**Work request**
Give every line from the entries that contains "same".
──────── Given data ────────
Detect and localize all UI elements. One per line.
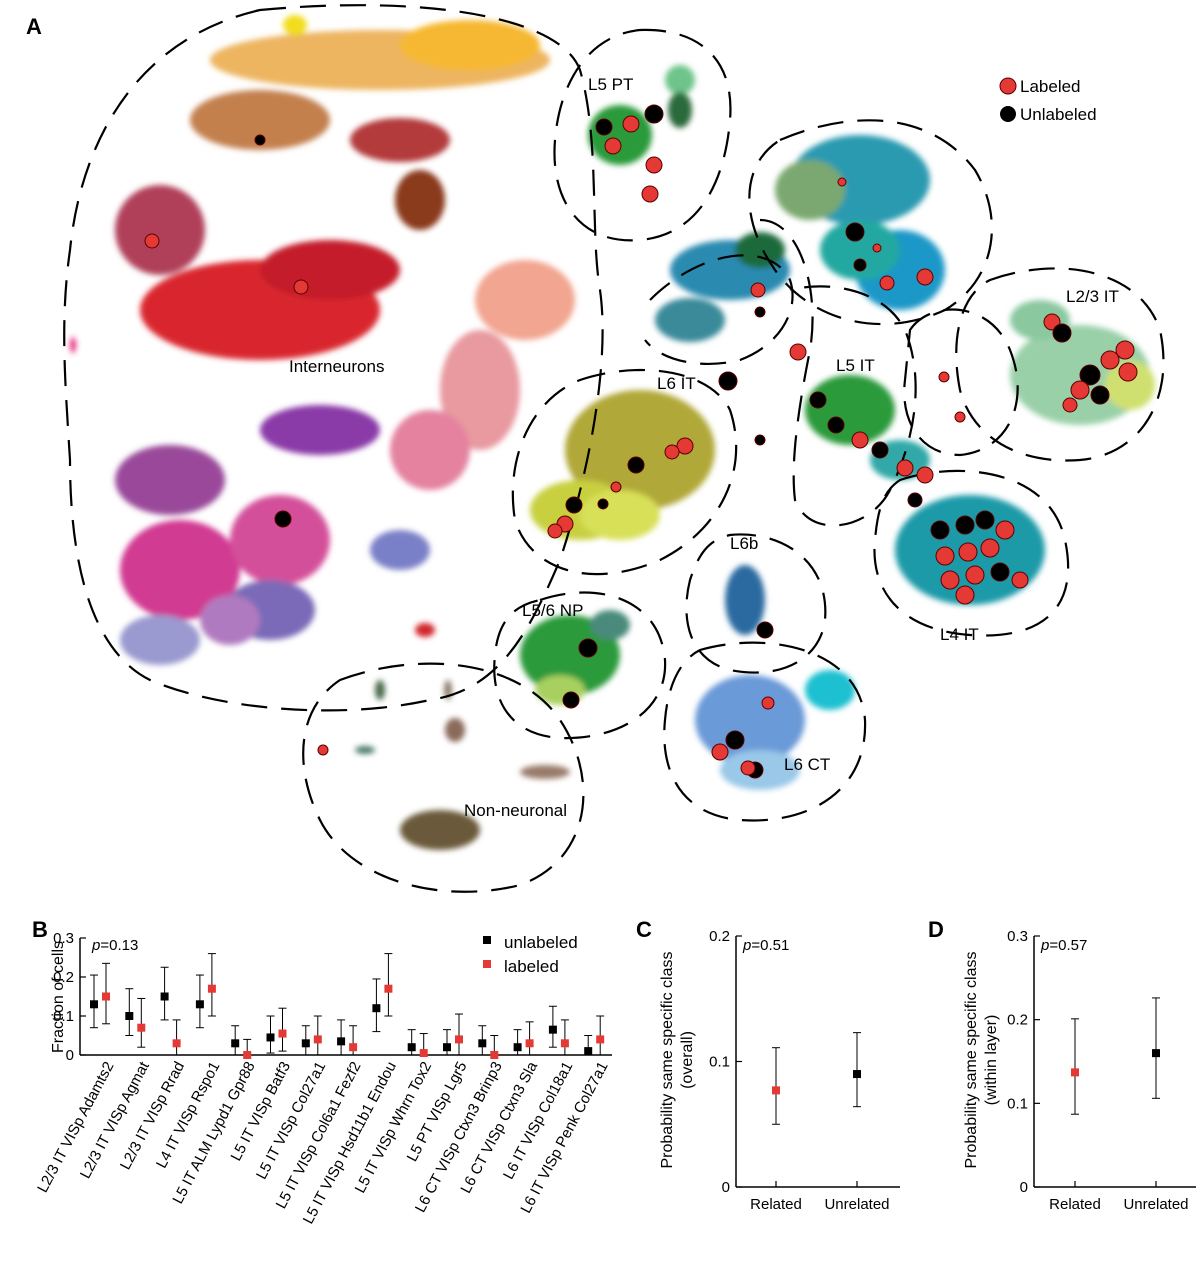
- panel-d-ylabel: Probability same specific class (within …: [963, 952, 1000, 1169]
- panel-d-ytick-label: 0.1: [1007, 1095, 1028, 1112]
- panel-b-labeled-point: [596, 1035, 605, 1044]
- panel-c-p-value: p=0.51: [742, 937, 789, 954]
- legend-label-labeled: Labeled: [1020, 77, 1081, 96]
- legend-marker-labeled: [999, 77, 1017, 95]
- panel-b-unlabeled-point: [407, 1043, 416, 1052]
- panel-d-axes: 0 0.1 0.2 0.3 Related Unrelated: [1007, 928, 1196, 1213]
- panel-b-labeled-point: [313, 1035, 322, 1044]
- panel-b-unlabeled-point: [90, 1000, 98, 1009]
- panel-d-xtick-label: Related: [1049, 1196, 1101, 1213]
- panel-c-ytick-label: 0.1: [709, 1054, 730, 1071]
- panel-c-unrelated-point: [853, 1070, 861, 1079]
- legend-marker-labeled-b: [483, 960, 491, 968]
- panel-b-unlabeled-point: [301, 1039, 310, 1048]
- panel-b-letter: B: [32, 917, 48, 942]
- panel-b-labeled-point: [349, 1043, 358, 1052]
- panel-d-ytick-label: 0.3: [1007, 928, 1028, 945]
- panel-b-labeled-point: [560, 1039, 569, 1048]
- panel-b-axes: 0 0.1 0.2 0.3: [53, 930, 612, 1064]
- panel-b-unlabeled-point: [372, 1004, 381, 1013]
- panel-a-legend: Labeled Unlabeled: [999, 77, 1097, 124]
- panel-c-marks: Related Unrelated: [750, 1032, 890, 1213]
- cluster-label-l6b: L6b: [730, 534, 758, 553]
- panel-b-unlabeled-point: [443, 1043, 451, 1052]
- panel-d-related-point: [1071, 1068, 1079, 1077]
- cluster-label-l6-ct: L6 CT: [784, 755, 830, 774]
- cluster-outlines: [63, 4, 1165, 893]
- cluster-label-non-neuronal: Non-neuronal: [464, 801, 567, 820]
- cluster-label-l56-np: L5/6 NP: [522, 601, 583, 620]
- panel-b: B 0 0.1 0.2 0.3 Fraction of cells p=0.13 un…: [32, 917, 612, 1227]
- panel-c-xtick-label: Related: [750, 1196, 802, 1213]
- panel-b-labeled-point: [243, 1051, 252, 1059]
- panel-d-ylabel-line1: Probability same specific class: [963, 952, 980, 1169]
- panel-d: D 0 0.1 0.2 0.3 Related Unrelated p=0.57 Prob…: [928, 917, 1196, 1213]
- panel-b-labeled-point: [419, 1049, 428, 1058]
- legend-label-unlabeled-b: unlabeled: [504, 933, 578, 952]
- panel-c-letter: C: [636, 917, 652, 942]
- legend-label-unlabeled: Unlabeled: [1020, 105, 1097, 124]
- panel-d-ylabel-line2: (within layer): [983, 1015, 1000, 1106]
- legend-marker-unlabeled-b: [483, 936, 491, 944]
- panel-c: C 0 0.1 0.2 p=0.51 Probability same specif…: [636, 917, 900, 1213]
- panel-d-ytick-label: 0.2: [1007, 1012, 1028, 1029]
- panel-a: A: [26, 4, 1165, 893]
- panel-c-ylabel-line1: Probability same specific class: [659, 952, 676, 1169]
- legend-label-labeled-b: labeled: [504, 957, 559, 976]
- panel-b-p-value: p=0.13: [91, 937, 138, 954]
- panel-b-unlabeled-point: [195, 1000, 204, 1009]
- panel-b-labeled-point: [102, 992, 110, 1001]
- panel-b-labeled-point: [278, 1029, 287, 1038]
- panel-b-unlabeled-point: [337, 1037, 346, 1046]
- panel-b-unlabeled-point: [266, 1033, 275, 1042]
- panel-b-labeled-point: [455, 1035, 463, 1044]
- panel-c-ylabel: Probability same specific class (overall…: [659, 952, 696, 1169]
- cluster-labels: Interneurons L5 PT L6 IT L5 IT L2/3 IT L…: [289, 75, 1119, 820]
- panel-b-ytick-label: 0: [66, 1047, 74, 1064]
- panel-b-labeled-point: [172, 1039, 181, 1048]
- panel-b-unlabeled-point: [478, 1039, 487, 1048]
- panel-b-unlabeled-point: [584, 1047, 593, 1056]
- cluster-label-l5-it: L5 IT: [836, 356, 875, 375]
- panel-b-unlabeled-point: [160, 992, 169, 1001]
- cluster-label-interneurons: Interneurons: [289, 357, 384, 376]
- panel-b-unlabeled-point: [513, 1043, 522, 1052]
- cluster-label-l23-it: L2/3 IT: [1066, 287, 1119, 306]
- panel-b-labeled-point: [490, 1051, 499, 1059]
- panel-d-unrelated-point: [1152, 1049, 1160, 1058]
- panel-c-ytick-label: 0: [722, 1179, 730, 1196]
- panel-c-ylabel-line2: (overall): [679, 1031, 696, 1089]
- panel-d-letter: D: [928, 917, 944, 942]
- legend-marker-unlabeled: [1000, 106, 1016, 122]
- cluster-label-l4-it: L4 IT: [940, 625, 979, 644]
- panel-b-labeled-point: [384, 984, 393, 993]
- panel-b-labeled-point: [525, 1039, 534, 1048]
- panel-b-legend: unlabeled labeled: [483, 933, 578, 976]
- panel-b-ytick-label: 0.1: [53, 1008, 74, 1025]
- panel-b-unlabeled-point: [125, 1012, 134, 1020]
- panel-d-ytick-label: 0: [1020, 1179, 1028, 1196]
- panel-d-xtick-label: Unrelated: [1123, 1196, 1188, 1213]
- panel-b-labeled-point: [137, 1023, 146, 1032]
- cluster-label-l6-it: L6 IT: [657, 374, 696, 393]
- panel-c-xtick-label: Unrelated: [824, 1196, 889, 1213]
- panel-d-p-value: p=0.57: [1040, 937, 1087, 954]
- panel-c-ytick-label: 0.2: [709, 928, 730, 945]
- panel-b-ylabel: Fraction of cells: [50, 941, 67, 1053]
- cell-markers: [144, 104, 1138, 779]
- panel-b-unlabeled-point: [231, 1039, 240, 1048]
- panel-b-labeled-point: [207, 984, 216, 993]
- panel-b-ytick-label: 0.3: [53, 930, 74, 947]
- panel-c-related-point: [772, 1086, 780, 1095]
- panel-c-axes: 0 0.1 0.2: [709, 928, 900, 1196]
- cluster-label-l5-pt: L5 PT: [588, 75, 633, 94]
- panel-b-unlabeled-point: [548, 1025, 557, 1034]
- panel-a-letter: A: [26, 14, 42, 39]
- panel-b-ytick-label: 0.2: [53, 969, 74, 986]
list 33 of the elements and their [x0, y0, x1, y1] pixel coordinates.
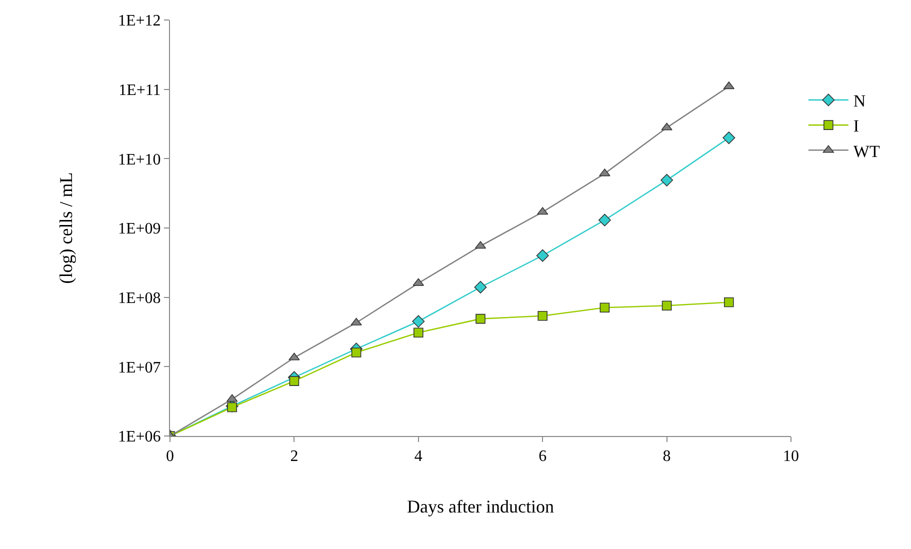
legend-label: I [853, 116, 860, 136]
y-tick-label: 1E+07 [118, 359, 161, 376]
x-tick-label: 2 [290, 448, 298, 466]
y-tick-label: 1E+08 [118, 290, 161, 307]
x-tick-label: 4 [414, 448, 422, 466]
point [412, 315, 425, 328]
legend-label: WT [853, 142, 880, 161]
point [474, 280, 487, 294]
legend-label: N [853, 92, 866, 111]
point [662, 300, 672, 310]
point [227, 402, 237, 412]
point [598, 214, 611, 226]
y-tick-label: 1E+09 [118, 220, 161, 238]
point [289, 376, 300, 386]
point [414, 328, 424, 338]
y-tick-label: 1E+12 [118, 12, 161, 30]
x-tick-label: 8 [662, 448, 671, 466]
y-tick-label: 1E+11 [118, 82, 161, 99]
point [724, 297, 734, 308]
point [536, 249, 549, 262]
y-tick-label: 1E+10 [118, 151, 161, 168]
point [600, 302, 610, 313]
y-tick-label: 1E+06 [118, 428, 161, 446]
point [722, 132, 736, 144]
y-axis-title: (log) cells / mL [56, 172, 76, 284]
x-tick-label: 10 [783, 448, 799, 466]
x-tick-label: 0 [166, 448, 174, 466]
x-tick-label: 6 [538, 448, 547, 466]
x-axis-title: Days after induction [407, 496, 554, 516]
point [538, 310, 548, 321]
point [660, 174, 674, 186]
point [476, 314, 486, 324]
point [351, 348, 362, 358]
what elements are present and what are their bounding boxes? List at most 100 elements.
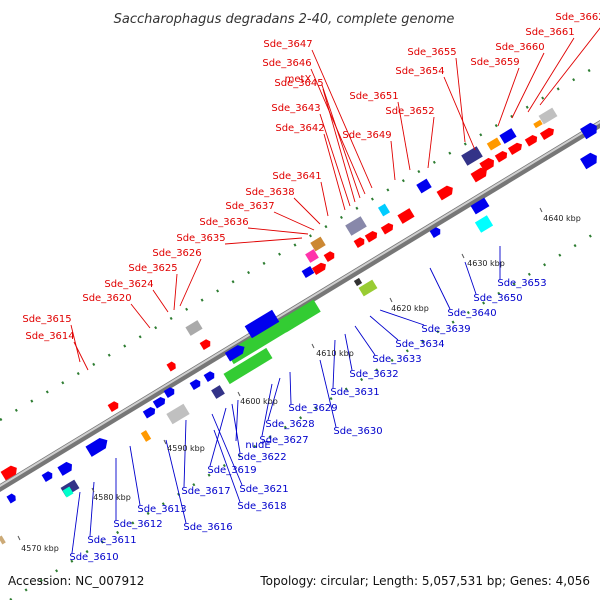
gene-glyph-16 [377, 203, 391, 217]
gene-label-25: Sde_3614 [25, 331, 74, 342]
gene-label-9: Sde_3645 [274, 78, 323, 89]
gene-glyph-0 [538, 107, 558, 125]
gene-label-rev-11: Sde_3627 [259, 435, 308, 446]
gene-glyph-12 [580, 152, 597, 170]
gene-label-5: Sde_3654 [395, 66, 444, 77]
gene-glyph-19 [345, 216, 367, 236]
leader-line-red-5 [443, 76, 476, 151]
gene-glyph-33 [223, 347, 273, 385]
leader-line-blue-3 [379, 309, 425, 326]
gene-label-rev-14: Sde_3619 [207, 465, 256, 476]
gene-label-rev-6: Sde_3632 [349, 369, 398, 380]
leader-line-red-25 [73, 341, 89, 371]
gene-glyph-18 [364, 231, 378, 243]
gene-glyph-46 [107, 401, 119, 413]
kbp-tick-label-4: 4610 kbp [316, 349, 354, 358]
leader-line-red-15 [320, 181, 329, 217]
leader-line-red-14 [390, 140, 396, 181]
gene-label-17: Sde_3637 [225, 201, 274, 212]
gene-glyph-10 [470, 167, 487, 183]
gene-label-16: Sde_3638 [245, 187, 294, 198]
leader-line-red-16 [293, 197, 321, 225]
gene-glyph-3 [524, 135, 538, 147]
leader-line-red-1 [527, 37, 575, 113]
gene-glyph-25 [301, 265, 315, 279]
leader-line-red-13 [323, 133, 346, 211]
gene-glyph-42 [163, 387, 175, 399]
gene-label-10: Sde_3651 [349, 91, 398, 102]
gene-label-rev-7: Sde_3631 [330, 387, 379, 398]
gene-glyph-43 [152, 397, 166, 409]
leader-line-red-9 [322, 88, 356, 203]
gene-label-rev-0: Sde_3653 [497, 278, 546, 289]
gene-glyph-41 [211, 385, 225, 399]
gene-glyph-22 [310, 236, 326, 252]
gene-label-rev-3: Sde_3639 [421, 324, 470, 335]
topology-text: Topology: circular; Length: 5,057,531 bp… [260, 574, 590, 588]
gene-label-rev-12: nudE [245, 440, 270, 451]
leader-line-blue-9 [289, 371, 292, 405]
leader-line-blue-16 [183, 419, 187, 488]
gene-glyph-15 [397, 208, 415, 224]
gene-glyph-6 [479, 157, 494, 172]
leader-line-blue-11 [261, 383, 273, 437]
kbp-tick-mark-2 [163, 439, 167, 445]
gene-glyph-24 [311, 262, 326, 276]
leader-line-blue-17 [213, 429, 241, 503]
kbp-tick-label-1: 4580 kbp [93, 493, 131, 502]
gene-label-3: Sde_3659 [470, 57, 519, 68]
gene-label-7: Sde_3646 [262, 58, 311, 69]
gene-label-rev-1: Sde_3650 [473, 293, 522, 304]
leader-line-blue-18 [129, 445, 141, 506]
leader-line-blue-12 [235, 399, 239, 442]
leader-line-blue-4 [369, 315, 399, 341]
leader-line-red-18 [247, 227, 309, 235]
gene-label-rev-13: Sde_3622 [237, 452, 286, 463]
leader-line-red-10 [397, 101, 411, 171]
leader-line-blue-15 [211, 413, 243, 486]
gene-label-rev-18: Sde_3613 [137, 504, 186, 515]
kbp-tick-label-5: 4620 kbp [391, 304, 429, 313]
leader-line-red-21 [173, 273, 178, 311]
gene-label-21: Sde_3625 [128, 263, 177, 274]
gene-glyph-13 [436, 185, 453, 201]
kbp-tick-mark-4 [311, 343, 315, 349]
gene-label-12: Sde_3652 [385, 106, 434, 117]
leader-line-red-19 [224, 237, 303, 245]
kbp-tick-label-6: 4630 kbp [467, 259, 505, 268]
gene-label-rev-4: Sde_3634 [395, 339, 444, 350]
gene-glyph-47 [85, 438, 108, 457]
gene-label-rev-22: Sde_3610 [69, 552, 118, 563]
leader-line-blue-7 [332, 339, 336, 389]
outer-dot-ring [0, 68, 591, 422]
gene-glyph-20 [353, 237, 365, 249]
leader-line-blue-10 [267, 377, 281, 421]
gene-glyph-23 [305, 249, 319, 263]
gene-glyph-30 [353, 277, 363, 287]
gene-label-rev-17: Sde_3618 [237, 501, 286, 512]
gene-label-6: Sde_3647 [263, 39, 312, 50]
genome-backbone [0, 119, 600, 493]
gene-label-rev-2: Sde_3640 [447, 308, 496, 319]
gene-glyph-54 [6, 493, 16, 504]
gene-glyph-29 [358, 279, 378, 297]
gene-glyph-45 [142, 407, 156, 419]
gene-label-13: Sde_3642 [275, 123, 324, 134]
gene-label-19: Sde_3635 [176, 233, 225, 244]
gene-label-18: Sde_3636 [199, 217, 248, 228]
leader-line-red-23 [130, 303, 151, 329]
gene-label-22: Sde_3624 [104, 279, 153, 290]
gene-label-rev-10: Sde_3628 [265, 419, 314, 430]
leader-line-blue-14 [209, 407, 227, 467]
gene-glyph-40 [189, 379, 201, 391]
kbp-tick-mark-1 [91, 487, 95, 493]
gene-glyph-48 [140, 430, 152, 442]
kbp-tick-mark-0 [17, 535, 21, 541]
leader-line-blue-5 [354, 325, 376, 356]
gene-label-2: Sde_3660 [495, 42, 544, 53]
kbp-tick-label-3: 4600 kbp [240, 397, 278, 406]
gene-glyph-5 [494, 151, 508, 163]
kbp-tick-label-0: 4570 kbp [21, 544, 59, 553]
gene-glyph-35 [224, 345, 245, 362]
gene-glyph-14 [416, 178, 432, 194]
────────
**Response to the task**
- panel-d-ylabel: Probability same specific class (within …: [963, 952, 1000, 1169]
- panel-d-ylabel-line1: Probability same specific class: [963, 952, 980, 1169]
- panel-c: C 0 0.1 0.2 p=0.51 Probability same specif…: [636, 917, 900, 1213]
- panel-c-ylabel-line1: Probability same specific class: [659, 952, 676, 1169]
- panel-c-ylabel: Probability same specific class (overall…: [659, 952, 696, 1169]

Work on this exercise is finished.